Input data
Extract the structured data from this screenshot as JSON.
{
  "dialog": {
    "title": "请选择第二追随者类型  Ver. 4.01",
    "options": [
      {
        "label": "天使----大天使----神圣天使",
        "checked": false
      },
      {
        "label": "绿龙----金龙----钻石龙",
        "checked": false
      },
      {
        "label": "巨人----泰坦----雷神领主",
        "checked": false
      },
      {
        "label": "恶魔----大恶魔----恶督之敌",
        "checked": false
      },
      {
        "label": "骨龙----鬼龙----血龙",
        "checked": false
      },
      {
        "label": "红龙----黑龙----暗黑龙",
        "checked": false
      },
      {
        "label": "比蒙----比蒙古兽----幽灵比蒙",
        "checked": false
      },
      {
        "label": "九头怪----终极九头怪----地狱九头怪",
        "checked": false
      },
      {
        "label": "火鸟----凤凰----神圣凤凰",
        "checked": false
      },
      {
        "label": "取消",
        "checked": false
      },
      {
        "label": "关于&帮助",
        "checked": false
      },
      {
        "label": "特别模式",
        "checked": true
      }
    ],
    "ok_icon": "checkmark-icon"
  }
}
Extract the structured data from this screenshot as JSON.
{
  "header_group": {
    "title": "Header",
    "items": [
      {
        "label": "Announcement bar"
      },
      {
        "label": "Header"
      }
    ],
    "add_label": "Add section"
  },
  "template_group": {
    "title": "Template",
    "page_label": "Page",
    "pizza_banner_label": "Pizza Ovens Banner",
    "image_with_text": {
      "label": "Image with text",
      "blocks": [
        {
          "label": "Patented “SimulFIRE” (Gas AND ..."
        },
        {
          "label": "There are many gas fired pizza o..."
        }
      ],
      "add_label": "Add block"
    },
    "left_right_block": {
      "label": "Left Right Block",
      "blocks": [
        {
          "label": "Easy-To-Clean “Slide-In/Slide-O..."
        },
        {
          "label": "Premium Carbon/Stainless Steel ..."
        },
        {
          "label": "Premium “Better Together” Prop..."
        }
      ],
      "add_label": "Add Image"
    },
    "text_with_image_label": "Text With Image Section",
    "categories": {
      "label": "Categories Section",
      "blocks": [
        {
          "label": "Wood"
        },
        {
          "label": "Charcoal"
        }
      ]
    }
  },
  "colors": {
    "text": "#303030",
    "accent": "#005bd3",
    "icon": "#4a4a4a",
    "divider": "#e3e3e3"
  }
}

Exercise description
The entries above must be returned exactly.

The solution
Extract the structured data from this screenshot as JSON.
{
  "dialog": {
    "title": "请选择第二追随者类型  Ver. 4.01",
    "options": [
      {
        "label": "天使----大天使----神圣天使",
        "checked": false
      },
      {
        "label": "绿龙----金龙----钻石龙",
        "checked": false
      },
      {
        "label": "巨人----泰坦----雷神领主",
        "checked": false
      },
      {
        "label": "恶魔----大恶魔----恶督之敌",
        "checked": false
      },
      {
        "label": "骨龙----鬼龙----血龙",
        "checked": false
      },
      {
        "label": "红龙----黑龙----暗黑龙",
        "checked": false
      },
      {
        "label": "比蒙----比蒙古兽----幽灵比蒙",
        "checked": false
      },
      {
        "label": "九头怪----终极九头怪----地狱九头怪",
        "checked": false
      },
      {
        "label": "火鸟----凤凰----神圣凤凰",
        "checked": false
      },
      {
        "label": "取消",
        "checked": false
      },
      {
        "label": "关于&帮助",
        "checked": false
      },
      {
        "label": "特别模式",
        "checked": true
      }
    ],
    "ok_icon": "checkmark-icon"
  }
}
Extract the structured data from this screenshot as JSON.
{
  "header_group": {
    "title": "Header",
    "items": [
      {
        "label": "Announcement bar"
      },
      {
        "label": "Header"
      }
    ],
    "add_label": "Add section"
  },
  "template_group": {
    "title": "Template",
    "page_label": "Page",
    "pizza_banner_label": "Pizza Ovens Banner",
    "image_with_text": {
      "label": "Image with text",
      "blocks": [
        {
          "label": "Patented “SimulFIRE” (Gas AND ..."
        },
        {
          "label": "There are many gas fired pizza o..."
        }
      ],
      "add_label": "Add block"
    },
    "left_right_block": {
      "label": "Left Right Block",
      "blocks": [
        {
          "label": "Easy-To-Clean “Slide-In/Slide-O..."
        },
        {
          "label": "Premium Carbon/Stainless Steel ..."
        },
        {
          "label": "Premium “Better Together” Prop..."
        }
      ],
      "add_label": "Add Image"
    },
    "text_with_image_label": "Text With Image Section",
    "categories": {
      "label": "Categories Section",
      "blocks": [
        {
          "label": "Wood"
        },
        {
          "label": "Charcoal"
        }
      ]
    }
  },
  "colors": {
    "text": "#303030",
    "accent": "#005bd3",
    "icon": "#4a4a4a",
    "divider": "#e3e3e3"
  }
}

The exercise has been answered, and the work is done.